Job: Pick out all lines of the entries that include the word "Поверхностные" and copy them.

— START Supplied information —

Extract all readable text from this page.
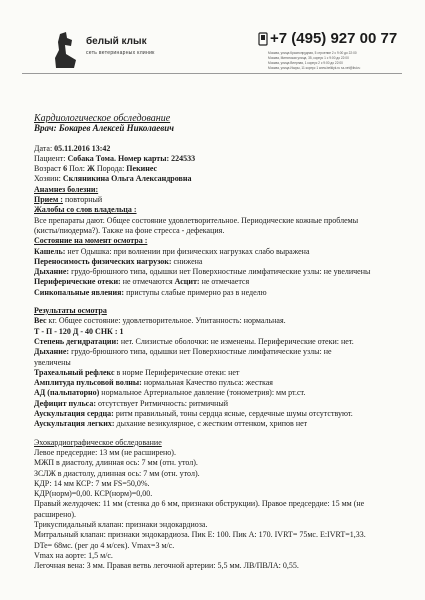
белый клык
сеть ветеринарных клиник
+7 (495) 927 00 77
Москва, улица Краснопрудная, 5 строение 2 с 9:00 до 22:00
Москва, Митинская улица, 35, корпус 1 с 9:00 до 22:00
Москва, улица Веерная, 1 корпус 2 с 9:00 до 22:00
Москва, улица Искры, 11 корпус 1 www.belklyk.ru sz-vet@list.ru
Кардиологическое обследование
Врач: Бокарев Алексей Николаевич
Дата: 05.11.2016 13:42
Пациент: Собака Тома. Номер карты: 224533
Возраст 6 Пол: Ж Порода: Пекинес
Хозяин: Скляникина Ольга Александровна
Анамнез болезни:
Прием : повторный
Жалобы со слов владельца :
Все препараты дают. Общее состояние удовлетворительное. Периодические кожные проблемы
(кисты/пиодерма?). Также на фоне стресса - дефекация.
Состояние на момент осмотра :
Кашель: нет Одышка: при волнении при физических нагрузках слабо выражена
Переносимость физических нагрузок: снижена
Дыхание: грудо-брюшного типа, одышки нет Поверхностные лимфатические узлы: не увеличены
Периферические отеки: не отмечаются Асцит: не отмечается
Синкопальные явления: приступы слабые примерно раз в неделю
Результаты осмотра
Вес кг. Общее состояние: удовлетворительное. Упитанность: нормальная.
Т - П - 120 Д - 40 СНК : 1
Степень дегидратации: нет. Слизистые оболочки: не изменены. Периферические отеки: нет.
Дыхание: грудо-брюшного типа, одышки нет Поверхностные лимфатические узлы: не
увеличены
Трахеальный рефлекс в норме Периферические отеки: нет
Амплитуда пульсовой волны: нормальная Качество пульса: жесткая
АД (пальпаторно) нормальное Артериальное давление (тонометрия): мм рт.ст.
Дефицит пульса: отсутствует Ритмичность: ритмичный
Аускультация сердца: ритм правильный, тоны сердца ясные, сердечные шумы отсутствуют.
Аускультация легких: дыхание везикулярное, с жестким оттенком, хрипов нет
Эхокардиографическое обследование
Левое предсердие: 13 мм (не расширено).
МЖП в диастолу, длинная ось: 7 мм (отн. утол).
ЗСЛЖ в диастолу, длинная ось: 7 мм (отн. утол).
КДР: 14 мм КСР: 7 мм FS=50,0%.
КДР(норм)=0,00. КСР(норм)=0,00.
Правый желудочек: 11 мм (стенка до 6 мм, признаки обструкции). Правое предсердие: 15 мм (не
расширено).
Трикуспидальный клапан: признаки эндокардиоза.
Митральный клапан: признаки эндокардиоза. Пик Е: 100. Пик А: 170. IVRT= 75мс. E:IVRT=1,33.
DTe= 68мс. (рег до 4 м/сек). Vmax=3 м/с.
Vmax на аорте: 1,5 м/с.
Легочная вена: 3 мм. Правая ветвь легочной артерии: 5,5 мм. ЛВ/ПВЛА: 0,55.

— END Supplied information —

Final result:
Дыхание: грудо-брюшного типа, одышки нет Поверхностные лимфатические узлы: не увеличены
Дыхание: грудо-брюшного типа, одышки нет Поверхностные лимфатические узлы: не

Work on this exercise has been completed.